# What to produce
Repeat the material below word for word and leave out all pictures.

# Material provided
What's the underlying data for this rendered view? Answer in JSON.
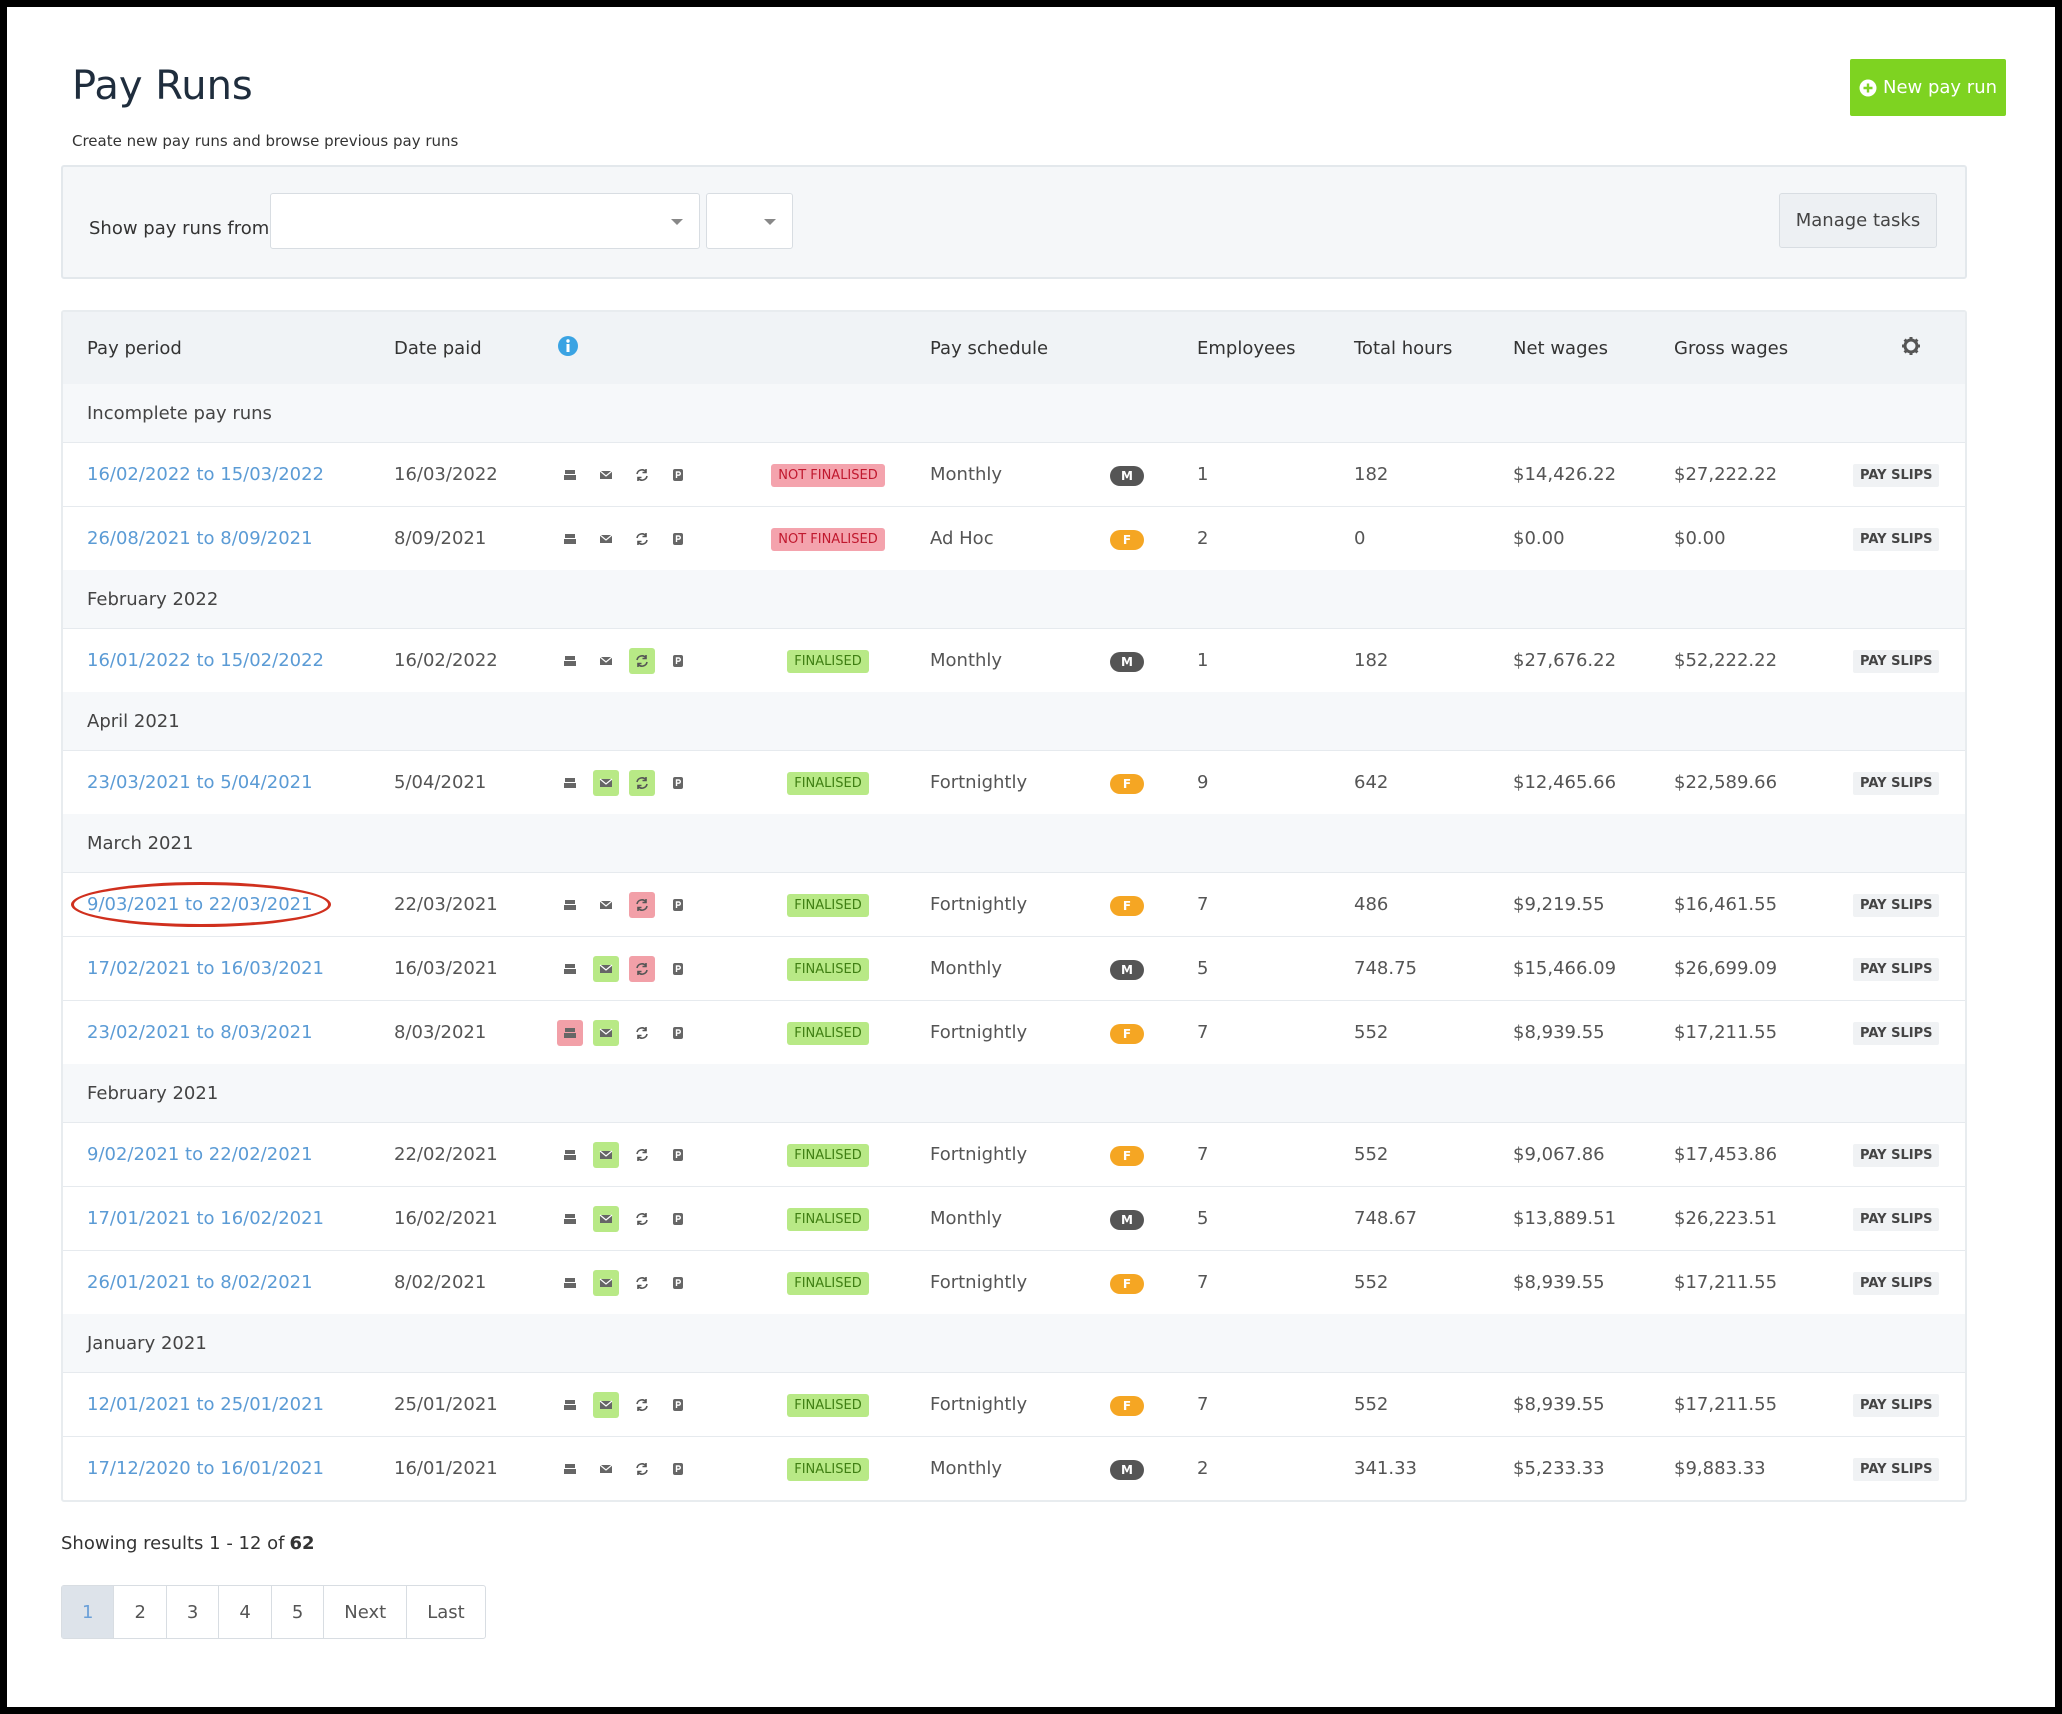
{
  "header": {
    "title": "Pay Runs",
    "subtitle": "Create new pay runs and browse previous pay runs",
    "new_button": "New pay run"
  },
  "filter": {
    "label": "Show pay runs from",
    "manage_tasks": "Manage tasks"
  },
  "table": {
    "columns": [
      "Pay period",
      "Date paid",
      "Pay schedule",
      "Employees",
      "Total hours",
      "Net wages",
      "Gross wages"
    ],
    "groups": [
      {
        "label": "Incomplete pay runs",
        "rows": [
          {
            "period": "16/02/2022 to 15/03/2022",
            "date_paid": "16/03/2022",
            "icons": [
              "grey",
              "grey",
              "grey",
              "grey"
            ],
            "status": "NOT FINALISED",
            "status_color": "red",
            "schedule": "Monthly",
            "badge": "M",
            "badge_color": "grey",
            "employees": 1,
            "hours": 182,
            "net": "$14,426.22",
            "gross": "$27,222.22",
            "action": "PAY SLIPS"
          },
          {
            "period": "26/08/2021 to 8/09/2021",
            "date_paid": "8/09/2021",
            "icons": [
              "grey",
              "grey",
              "grey",
              "grey"
            ],
            "status": "NOT FINALISED",
            "status_color": "red",
            "schedule": "Ad Hoc",
            "badge": "F",
            "badge_color": "orange",
            "employees": 2,
            "hours": 0,
            "net": "$0.00",
            "gross": "$0.00",
            "action": "PAY SLIPS"
          }
        ]
      },
      {
        "label": "February 2022",
        "rows": [
          {
            "period": "16/01/2022 to 15/02/2022",
            "date_paid": "16/02/2022",
            "icons": [
              "grey",
              "grey",
              "green",
              "grey"
            ],
            "status": "FINALISED",
            "status_color": "green",
            "schedule": "Monthly",
            "badge": "M",
            "badge_color": "grey",
            "employees": 1,
            "hours": 182,
            "net": "$27,676.22",
            "gross": "$52,222.22",
            "action": "PAY SLIPS"
          }
        ]
      },
      {
        "label": "April 2021",
        "rows": [
          {
            "period": "23/03/2021 to 5/04/2021",
            "date_paid": "5/04/2021",
            "icons": [
              "grey",
              "green",
              "green",
              "grey"
            ],
            "status": "FINALISED",
            "status_color": "green",
            "schedule": "Fortnightly",
            "badge": "F",
            "badge_color": "orange",
            "employees": 9,
            "hours": 642,
            "net": "$12,465.66",
            "gross": "$22,589.66",
            "action": "PAY SLIPS"
          }
        ]
      },
      {
        "label": "March 2021",
        "rows": [
          {
            "period": "9/03/2021 to 22/03/2021",
            "date_paid": "22/03/2021",
            "icons": [
              "grey",
              "grey",
              "red",
              "grey"
            ],
            "status": "FINALISED",
            "status_color": "green",
            "schedule": "Fortnightly",
            "badge": "F",
            "badge_color": "orange",
            "employees": 7,
            "hours": 486,
            "net": "$9,219.55",
            "gross": "$16,461.55",
            "action": "PAY SLIPS"
          },
          {
            "period": "17/02/2021 to 16/03/2021",
            "date_paid": "16/03/2021",
            "icons": [
              "grey",
              "green",
              "red",
              "grey"
            ],
            "status": "FINALISED",
            "status_color": "green",
            "schedule": "Monthly",
            "badge": "M",
            "badge_color": "grey",
            "employees": 5,
            "hours": 748.75,
            "net": "$15,466.09",
            "gross": "$26,699.09",
            "action": "PAY SLIPS"
          },
          {
            "period": "23/02/2021 to 8/03/2021",
            "date_paid": "8/03/2021",
            "icons": [
              "red",
              "green",
              "grey",
              "grey"
            ],
            "status": "FINALISED",
            "status_color": "green",
            "schedule": "Fortnightly",
            "badge": "F",
            "badge_color": "orange",
            "employees": 7,
            "hours": 552,
            "net": "$8,939.55",
            "gross": "$17,211.55",
            "action": "PAY SLIPS"
          }
        ]
      },
      {
        "label": "February 2021",
        "rows": [
          {
            "period": "9/02/2021 to 22/02/2021",
            "date_paid": "22/02/2021",
            "icons": [
              "grey",
              "green",
              "grey",
              "grey"
            ],
            "status": "FINALISED",
            "status_color": "green",
            "schedule": "Fortnightly",
            "badge": "F",
            "badge_color": "orange",
            "employees": 7,
            "hours": 552,
            "net": "$9,067.86",
            "gross": "$17,453.86",
            "action": "PAY SLIPS"
          },
          {
            "period": "17/01/2021 to 16/02/2021",
            "date_paid": "16/02/2021",
            "icons": [
              "grey",
              "green",
              "grey",
              "grey"
            ],
            "status": "FINALISED",
            "status_color": "green",
            "schedule": "Monthly",
            "badge": "M",
            "badge_color": "grey",
            "employees": 5,
            "hours": 748.67,
            "net": "$13,889.51",
            "gross": "$26,223.51",
            "action": "PAY SLIPS"
          },
          {
            "period": "26/01/2021 to 8/02/2021",
            "date_paid": "8/02/2021",
            "icons": [
              "grey",
              "green",
              "grey",
              "grey"
            ],
            "status": "FINALISED",
            "status_color": "green",
            "schedule": "Fortnightly",
            "badge": "F",
            "badge_color": "orange",
            "employees": 7,
            "hours": 552,
            "net": "$8,939.55",
            "gross": "$17,211.55",
            "action": "PAY SLIPS"
          }
        ]
      },
      {
        "label": "January 2021",
        "rows": [
          {
            "period": "12/01/2021 to 25/01/2021",
            "date_paid": "25/01/2021",
            "icons": [
              "grey",
              "green",
              "grey",
              "grey"
            ],
            "status": "FINALISED",
            "status_color": "green",
            "schedule": "Fortnightly",
            "badge": "F",
            "badge_color": "orange",
            "employees": 7,
            "hours": 552,
            "net": "$8,939.55",
            "gross": "$17,211.55",
            "action": "PAY SLIPS"
          },
          {
            "period": "17/12/2020 to 16/01/2021",
            "date_paid": "16/01/2021",
            "icons": [
              "grey",
              "grey",
              "grey",
              "grey"
            ],
            "status": "FINALISED",
            "status_color": "green",
            "schedule": "Monthly",
            "badge": "M",
            "badge_color": "grey",
            "employees": 2,
            "hours": 341.33,
            "net": "$5,233.33",
            "gross": "$9,883.33",
            "action": "PAY SLIPS"
          }
        ]
      }
    ]
  },
  "pagination": {
    "summary": "Showing results 1 - 12 of",
    "total": "62",
    "pages": [
      "1",
      "2",
      "3",
      "4",
      "5",
      "Next",
      "Last"
    ]
  }
}
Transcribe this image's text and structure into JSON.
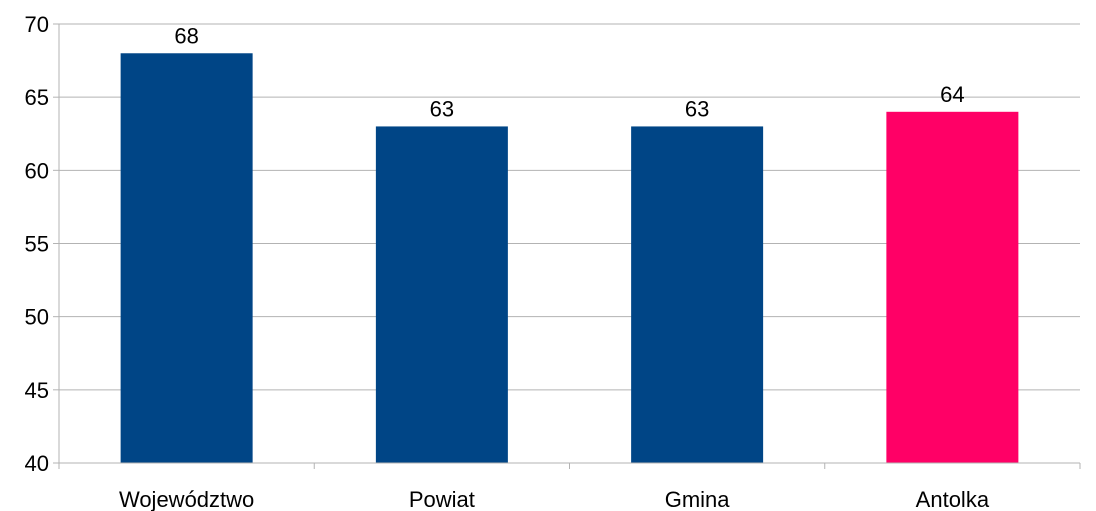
{
  "chart_data": {
    "type": "bar",
    "categories": [
      "Województwo",
      "Powiat",
      "Gmina",
      "Antolka"
    ],
    "values": [
      68,
      63,
      63,
      64
    ],
    "data_labels": [
      "68",
      "63",
      "63",
      "64"
    ],
    "bar_colors": [
      "#004586",
      "#004586",
      "#004586",
      "#ff0066"
    ],
    "ylim": [
      40,
      70
    ],
    "yticks": [
      40,
      45,
      50,
      55,
      60,
      65,
      70
    ],
    "title": "",
    "xlabel": "",
    "ylabel": "",
    "grid": "horizontal",
    "legend": "none"
  }
}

# Solution
What's the underlying data for this rendered view? Answer in JSON.
{
  "header": {
    "title": "Pay Runs",
    "subtitle": "Create new pay runs and browse previous pay runs",
    "new_button": "New pay run"
  },
  "filter": {
    "label": "Show pay runs from",
    "manage_tasks": "Manage tasks"
  },
  "table": {
    "columns": [
      "Pay period",
      "Date paid",
      "Pay schedule",
      "Employees",
      "Total hours",
      "Net wages",
      "Gross wages"
    ],
    "groups": [
      {
        "label": "Incomplete pay runs",
        "rows": [
          {
            "period": "16/02/2022 to 15/03/2022",
            "date_paid": "16/03/2022",
            "icons": [
              "grey",
              "grey",
              "grey",
              "grey"
            ],
            "status": "NOT FINALISED",
            "status_color": "red",
            "schedule": "Monthly",
            "badge": "M",
            "badge_color": "grey",
            "employees": 1,
            "hours": 182,
            "net": "$14,426.22",
            "gross": "$27,222.22",
            "action": "PAY SLIPS"
          },
          {
            "period": "26/08/2021 to 8/09/2021",
            "date_paid": "8/09/2021",
            "icons": [
              "grey",
              "grey",
              "grey",
              "grey"
            ],
            "status": "NOT FINALISED",
            "status_color": "red",
            "schedule": "Ad Hoc",
            "badge": "F",
            "badge_color": "orange",
            "employees": 2,
            "hours": 0,
            "net": "$0.00",
            "gross": "$0.00",
            "action": "PAY SLIPS"
          }
        ]
      },
      {
        "label": "February 2022",
        "rows": [
          {
            "period": "16/01/2022 to 15/02/2022",
            "date_paid": "16/02/2022",
            "icons": [
              "grey",
              "grey",
              "green",
              "grey"
            ],
            "status": "FINALISED",
            "status_color": "green",
            "schedule": "Monthly",
            "badge": "M",
            "badge_color": "grey",
            "employees": 1,
            "hours": 182,
            "net": "$27,676.22",
            "gross": "$52,222.22",
            "action": "PAY SLIPS"
          }
        ]
      },
      {
        "label": "April 2021",
        "rows": [
          {
            "period": "23/03/2021 to 5/04/2021",
            "date_paid": "5/04/2021",
            "icons": [
              "grey",
              "green",
              "green",
              "grey"
            ],
            "status": "FINALISED",
            "status_color": "green",
            "schedule": "Fortnightly",
            "badge": "F",
            "badge_color": "orange",
            "employees": 9,
            "hours": 642,
            "net": "$12,465.66",
            "gross": "$22,589.66",
            "action": "PAY SLIPS"
          }
        ]
      },
      {
        "label": "March 2021",
        "rows": [
          {
            "period": "9/03/2021 to 22/03/2021",
            "date_paid": "22/03/2021",
            "icons": [
              "grey",
              "grey",
              "red",
              "grey"
            ],
            "status": "FINALISED",
            "status_color": "green",
            "schedule": "Fortnightly",
            "badge": "F",
            "badge_color": "orange",
            "employees": 7,
            "hours": 486,
            "net": "$9,219.55",
            "gross": "$16,461.55",
            "action": "PAY SLIPS"
          },
          {
            "period": "17/02/2021 to 16/03/2021",
            "date_paid": "16/03/2021",
            "icons": [
              "grey",
              "green",
              "red",
              "grey"
            ],
            "status": "FINALISED",
            "status_color": "green",
            "schedule": "Monthly",
            "badge": "M",
            "badge_color": "grey",
            "employees": 5,
            "hours": 748.75,
            "net": "$15,466.09",
            "gross": "$26,699.09",
            "action": "PAY SLIPS"
          },
          {
            "period": "23/02/2021 to 8/03/2021",
            "date_paid": "8/03/2021",
            "icons": [
              "red",
              "green",
              "grey",
              "grey"
            ],
            "status": "FINALISED",
            "status_color": "green",
            "schedule": "Fortnightly",
            "badge": "F",
            "badge_color": "orange",
            "employees": 7,
            "hours": 552,
            "net": "$8,939.55",
            "gross": "$17,211.55",
            "action": "PAY SLIPS"
          }
        ]
      },
      {
        "label": "February 2021",
        "rows": [
          {
            "period": "9/02/2021 to 22/02/2021",
            "date_paid": "22/02/2021",
            "icons": [
              "grey",
              "green",
              "grey",
              "grey"
            ],
            "status": "FINALISED",
            "status_color": "green",
            "schedule": "Fortnightly",
            "badge": "F",
            "badge_color": "orange",
            "employees": 7,
            "hours": 552,
            "net": "$9,067.86",
            "gross": "$17,453.86",
            "action": "PAY SLIPS"
          },
          {
            "period": "17/01/2021 to 16/02/2021",
            "date_paid": "16/02/2021",
            "icons": [
              "grey",
              "green",
              "grey",
              "grey"
            ],
            "status": "FINALISED",
            "status_color": "green",
            "schedule": "Monthly",
            "badge": "M",
            "badge_color": "grey",
            "employees": 5,
            "hours": 748.67,
            "net": "$13,889.51",
            "gross": "$26,223.51",
            "action": "PAY SLIPS"
          },
          {
            "period": "26/01/2021 to 8/02/2021",
            "date_paid": "8/02/2021",
            "icons": [
              "grey",
              "green",
              "grey",
              "grey"
            ],
            "status": "FINALISED",
            "status_color": "green",
            "schedule": "Fortnightly",
            "badge": "F",
            "badge_color": "orange",
            "employees": 7,
            "hours": 552,
            "net": "$8,939.55",
            "gross": "$17,211.55",
            "action": "PAY SLIPS"
          }
        ]
      },
      {
        "label": "January 2021",
        "rows": [
          {
            "period": "12/01/2021 to 25/01/2021",
            "date_paid": "25/01/2021",
            "icons": [
              "grey",
              "green",
              "grey",
              "grey"
            ],
            "status": "FINALISED",
            "status_color": "green",
            "schedule": "Fortnightly",
            "badge": "F",
            "badge_color": "orange",
            "employees": 7,
            "hours": 552,
            "net": "$8,939.55",
            "gross": "$17,211.55",
            "action": "PAY SLIPS"
          },
          {
            "period": "17/12/2020 to 16/01/2021",
            "date_paid": "16/01/2021",
            "icons": [
              "grey",
              "grey",
              "grey",
              "grey"
            ],
            "status": "FINALISED",
            "status_color": "green",
            "schedule": "Monthly",
            "badge": "M",
            "badge_color": "grey",
            "employees": 2,
            "hours": 341.33,
            "net": "$5,233.33",
            "gross": "$9,883.33",
            "action": "PAY SLIPS"
          }
        ]
      }
    ]
  },
  "pagination": {
    "summary": "Showing results 1 - 12 of",
    "total": "62",
    "pages": [
      "1",
      "2",
      "3",
      "4",
      "5",
      "Next",
      "Last"
    ]
  }
}
Transcribe this image's text and structure into JSON.
{
  "chart_data": {
    "type": "bar",
    "categories": [
      "Województwo",
      "Powiat",
      "Gmina",
      "Antolka"
    ],
    "values": [
      68,
      63,
      63,
      64
    ],
    "data_labels": [
      "68",
      "63",
      "63",
      "64"
    ],
    "bar_colors": [
      "#004586",
      "#004586",
      "#004586",
      "#ff0066"
    ],
    "ylim": [
      40,
      70
    ],
    "yticks": [
      40,
      45,
      50,
      55,
      60,
      65,
      70
    ],
    "title": "",
    "xlabel": "",
    "ylabel": "",
    "grid": "horizontal",
    "legend": "none"
  }
}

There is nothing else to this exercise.